THE PROBLEM
Report the number of lines in the records below that hold "Francine", and leave out everything else.

[Opening DATA section]

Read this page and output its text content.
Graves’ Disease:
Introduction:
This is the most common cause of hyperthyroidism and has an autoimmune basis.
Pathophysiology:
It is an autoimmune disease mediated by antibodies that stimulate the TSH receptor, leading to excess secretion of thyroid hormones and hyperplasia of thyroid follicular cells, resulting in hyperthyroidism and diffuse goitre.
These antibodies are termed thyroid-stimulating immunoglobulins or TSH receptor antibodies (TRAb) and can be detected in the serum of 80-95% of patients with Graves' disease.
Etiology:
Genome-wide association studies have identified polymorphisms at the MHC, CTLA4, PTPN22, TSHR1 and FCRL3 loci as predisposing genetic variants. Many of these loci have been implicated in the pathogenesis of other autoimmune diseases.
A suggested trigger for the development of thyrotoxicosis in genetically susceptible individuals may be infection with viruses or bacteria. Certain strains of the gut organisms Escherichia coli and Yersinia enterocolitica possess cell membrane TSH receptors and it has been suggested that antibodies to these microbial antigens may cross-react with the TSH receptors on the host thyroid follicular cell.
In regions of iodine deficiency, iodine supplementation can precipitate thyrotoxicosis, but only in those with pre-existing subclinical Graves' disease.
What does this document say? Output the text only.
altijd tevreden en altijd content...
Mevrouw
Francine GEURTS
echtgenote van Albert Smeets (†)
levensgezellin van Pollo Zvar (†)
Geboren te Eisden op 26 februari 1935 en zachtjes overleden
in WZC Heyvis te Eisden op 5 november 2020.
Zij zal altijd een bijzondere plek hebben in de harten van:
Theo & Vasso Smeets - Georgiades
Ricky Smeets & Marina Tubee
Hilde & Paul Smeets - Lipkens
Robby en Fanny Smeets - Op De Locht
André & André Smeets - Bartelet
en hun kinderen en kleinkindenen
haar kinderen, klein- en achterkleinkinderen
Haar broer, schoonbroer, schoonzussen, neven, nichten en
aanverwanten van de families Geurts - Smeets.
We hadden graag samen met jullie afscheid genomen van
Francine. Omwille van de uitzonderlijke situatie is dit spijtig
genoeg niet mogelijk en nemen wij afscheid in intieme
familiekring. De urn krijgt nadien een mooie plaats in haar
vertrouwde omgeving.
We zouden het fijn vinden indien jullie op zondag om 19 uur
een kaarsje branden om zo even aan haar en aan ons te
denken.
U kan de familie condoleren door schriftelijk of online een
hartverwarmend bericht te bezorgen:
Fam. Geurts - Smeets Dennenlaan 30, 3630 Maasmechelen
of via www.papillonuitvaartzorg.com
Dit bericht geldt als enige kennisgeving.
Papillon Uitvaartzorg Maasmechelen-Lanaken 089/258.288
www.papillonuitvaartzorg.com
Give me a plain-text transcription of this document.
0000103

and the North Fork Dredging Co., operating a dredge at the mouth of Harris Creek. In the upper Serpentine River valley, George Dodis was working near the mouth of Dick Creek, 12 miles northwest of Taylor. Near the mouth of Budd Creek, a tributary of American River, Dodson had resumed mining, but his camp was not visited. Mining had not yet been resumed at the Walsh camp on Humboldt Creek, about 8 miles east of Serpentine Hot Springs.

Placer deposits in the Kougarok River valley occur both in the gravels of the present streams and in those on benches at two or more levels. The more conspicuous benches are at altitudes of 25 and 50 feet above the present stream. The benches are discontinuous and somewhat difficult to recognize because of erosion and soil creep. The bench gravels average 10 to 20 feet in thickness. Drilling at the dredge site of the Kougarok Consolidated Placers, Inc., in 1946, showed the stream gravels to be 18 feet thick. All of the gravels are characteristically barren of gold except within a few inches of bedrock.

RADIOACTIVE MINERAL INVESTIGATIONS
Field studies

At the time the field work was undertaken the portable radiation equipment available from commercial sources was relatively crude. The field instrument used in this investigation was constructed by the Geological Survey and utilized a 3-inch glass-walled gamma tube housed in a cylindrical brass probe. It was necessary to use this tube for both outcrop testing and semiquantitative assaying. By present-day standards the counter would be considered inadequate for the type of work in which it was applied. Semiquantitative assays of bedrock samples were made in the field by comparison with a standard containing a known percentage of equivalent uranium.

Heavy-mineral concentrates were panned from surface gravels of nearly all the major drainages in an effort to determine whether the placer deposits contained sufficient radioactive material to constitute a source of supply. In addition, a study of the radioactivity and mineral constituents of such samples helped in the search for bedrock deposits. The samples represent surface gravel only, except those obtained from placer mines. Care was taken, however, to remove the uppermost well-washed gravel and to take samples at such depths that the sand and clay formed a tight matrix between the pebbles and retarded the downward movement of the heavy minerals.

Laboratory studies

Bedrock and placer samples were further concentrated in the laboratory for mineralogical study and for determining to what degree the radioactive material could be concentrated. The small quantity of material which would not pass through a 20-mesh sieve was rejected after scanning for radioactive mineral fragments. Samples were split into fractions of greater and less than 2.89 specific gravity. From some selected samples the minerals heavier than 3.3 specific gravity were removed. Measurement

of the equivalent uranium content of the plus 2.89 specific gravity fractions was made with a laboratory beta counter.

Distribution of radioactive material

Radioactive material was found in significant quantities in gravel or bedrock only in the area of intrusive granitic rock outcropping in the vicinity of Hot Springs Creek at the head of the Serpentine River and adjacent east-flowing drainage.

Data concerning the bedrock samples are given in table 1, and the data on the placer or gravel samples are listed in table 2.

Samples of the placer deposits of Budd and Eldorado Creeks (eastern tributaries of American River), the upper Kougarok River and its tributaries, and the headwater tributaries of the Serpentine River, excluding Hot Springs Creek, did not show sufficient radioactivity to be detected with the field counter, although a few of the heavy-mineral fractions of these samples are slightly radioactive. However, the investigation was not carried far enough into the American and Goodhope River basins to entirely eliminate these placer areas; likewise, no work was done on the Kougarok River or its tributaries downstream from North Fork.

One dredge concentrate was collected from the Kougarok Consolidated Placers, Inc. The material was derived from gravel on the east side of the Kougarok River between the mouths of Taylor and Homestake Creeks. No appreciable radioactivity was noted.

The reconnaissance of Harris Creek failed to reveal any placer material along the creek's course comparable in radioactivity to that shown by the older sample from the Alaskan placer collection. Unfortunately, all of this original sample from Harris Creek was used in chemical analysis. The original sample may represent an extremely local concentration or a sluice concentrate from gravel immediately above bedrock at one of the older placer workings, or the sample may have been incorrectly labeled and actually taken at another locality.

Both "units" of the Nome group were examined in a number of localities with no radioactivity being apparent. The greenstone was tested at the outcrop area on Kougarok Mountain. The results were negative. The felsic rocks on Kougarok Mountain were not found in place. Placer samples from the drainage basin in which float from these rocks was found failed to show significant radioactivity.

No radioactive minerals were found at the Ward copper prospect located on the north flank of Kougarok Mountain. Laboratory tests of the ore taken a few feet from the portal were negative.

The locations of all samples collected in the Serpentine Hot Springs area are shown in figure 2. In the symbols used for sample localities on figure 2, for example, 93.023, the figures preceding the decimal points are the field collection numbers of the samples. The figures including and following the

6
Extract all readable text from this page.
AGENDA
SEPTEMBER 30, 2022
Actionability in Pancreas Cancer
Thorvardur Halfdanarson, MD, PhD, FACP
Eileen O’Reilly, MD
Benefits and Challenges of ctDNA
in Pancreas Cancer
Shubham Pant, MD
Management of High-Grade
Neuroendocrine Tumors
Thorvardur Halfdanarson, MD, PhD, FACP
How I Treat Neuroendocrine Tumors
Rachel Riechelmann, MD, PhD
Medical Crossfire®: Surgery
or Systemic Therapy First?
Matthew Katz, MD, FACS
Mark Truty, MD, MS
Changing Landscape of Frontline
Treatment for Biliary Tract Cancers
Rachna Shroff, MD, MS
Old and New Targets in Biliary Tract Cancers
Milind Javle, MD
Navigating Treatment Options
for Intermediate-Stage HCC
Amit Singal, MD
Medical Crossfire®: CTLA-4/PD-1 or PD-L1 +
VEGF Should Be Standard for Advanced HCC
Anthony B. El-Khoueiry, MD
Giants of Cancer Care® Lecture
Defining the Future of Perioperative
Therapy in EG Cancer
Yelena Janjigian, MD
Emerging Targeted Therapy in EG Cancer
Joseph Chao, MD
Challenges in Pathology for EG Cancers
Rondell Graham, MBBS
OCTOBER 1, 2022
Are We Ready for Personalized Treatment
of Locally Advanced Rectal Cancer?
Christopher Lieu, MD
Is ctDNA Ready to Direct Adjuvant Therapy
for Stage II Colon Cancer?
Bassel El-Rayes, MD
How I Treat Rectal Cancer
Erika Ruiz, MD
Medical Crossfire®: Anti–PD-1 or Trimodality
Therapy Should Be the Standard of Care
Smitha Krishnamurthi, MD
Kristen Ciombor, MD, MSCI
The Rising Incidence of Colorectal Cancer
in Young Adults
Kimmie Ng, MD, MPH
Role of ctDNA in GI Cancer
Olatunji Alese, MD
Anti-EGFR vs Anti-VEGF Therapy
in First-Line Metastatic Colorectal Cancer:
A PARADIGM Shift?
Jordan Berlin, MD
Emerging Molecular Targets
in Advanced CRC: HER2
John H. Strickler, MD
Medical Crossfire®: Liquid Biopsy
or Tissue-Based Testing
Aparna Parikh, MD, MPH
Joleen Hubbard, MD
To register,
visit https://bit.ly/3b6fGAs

[Closing DATA section]

SOLUTION
2